Work to complete:
Search the material for the string "text" and copy each line where it occurs.

The input:
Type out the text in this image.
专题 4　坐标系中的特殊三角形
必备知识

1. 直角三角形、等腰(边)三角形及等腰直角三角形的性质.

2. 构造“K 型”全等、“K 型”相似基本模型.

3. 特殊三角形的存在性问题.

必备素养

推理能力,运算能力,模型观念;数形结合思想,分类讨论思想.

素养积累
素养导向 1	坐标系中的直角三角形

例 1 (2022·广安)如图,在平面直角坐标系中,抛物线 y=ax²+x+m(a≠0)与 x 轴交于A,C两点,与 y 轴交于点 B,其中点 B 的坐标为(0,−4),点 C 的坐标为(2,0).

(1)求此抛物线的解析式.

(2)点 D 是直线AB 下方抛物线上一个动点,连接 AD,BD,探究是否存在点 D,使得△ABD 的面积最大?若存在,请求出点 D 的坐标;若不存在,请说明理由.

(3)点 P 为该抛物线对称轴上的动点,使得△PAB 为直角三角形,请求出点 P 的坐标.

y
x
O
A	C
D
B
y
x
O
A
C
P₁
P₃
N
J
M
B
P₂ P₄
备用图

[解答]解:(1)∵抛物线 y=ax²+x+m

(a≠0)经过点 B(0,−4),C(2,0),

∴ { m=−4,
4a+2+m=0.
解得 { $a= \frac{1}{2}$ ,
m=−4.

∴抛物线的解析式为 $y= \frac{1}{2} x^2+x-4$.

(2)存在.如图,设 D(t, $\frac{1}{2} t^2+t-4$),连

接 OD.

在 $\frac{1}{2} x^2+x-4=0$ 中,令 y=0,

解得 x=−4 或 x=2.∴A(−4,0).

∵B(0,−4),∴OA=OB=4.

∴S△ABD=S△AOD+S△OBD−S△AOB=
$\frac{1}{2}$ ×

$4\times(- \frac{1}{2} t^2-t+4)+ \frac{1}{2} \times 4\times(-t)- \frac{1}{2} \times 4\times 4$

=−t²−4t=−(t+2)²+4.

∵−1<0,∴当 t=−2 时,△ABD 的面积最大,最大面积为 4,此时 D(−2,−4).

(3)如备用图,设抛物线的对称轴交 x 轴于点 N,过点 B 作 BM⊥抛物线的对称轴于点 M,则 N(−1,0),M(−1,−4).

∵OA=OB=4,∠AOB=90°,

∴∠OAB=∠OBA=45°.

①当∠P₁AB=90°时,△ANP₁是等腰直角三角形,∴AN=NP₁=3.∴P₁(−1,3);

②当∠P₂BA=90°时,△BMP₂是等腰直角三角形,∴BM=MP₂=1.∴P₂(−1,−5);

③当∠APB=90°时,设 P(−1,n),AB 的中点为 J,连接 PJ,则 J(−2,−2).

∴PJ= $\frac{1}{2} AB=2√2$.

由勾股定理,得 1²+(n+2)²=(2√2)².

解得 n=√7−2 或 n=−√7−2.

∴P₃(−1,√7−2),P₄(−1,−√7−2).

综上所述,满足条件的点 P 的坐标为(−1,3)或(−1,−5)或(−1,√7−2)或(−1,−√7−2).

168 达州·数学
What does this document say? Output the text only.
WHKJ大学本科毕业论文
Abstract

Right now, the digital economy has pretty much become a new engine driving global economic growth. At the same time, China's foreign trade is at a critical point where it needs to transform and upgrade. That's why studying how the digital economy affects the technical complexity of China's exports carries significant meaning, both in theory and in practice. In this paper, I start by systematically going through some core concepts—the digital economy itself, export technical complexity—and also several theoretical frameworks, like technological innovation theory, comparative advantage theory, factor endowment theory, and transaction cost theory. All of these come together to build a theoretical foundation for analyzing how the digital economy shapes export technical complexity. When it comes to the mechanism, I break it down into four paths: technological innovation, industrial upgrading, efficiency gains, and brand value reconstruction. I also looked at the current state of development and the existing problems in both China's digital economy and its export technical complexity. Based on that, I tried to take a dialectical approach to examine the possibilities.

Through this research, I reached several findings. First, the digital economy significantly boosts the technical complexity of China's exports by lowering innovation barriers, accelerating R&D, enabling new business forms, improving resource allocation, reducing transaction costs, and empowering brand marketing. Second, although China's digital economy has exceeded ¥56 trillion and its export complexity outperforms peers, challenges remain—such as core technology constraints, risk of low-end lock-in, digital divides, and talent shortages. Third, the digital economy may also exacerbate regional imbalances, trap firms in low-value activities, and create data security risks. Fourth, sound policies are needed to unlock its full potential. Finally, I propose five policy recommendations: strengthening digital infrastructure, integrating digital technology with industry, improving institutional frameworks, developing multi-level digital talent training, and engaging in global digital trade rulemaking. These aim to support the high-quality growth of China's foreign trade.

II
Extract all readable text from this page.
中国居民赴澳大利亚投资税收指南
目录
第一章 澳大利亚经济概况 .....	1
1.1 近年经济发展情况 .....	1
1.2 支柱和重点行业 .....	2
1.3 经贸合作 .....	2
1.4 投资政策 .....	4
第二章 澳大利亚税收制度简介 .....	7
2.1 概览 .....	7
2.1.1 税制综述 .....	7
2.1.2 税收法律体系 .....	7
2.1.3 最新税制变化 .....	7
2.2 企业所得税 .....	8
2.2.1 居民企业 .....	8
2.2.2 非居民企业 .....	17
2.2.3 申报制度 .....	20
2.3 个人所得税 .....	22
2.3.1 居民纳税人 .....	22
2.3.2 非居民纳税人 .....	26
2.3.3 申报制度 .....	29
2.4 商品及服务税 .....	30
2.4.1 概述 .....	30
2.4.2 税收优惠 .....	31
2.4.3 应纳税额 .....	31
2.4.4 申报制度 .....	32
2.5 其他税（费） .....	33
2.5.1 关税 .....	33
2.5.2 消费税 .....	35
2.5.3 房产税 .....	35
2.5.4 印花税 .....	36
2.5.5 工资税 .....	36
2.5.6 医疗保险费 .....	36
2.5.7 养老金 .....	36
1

Complete answer:
Type out the text in this image.
What does this document say? Output the text only.
Extract all readable text from this page.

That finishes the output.